__WHAT YOU WILL DO__: Look through the material below and count the lines with the string "Елена". Report only the count.
══════
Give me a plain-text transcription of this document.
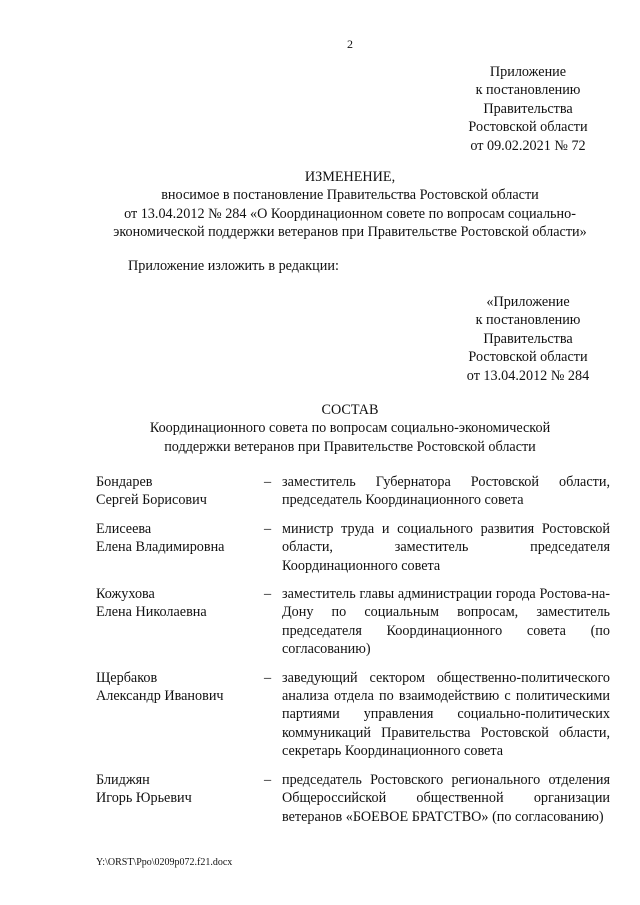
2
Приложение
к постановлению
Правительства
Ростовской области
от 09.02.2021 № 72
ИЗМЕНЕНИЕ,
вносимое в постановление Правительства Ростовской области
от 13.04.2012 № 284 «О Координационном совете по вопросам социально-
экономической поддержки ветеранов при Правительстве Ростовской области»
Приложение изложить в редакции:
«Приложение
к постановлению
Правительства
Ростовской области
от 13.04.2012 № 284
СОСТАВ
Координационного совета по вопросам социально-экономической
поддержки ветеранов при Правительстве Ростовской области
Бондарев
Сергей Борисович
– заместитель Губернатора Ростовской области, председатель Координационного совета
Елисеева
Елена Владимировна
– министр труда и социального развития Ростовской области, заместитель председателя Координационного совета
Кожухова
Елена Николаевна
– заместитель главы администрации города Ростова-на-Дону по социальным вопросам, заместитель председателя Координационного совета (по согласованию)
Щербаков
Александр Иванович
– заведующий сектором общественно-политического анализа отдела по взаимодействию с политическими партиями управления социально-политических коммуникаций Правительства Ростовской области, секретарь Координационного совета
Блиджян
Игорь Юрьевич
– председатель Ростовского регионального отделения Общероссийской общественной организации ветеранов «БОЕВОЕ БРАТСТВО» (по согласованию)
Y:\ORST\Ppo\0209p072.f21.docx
══════
__RESPONSE BELOW__: 2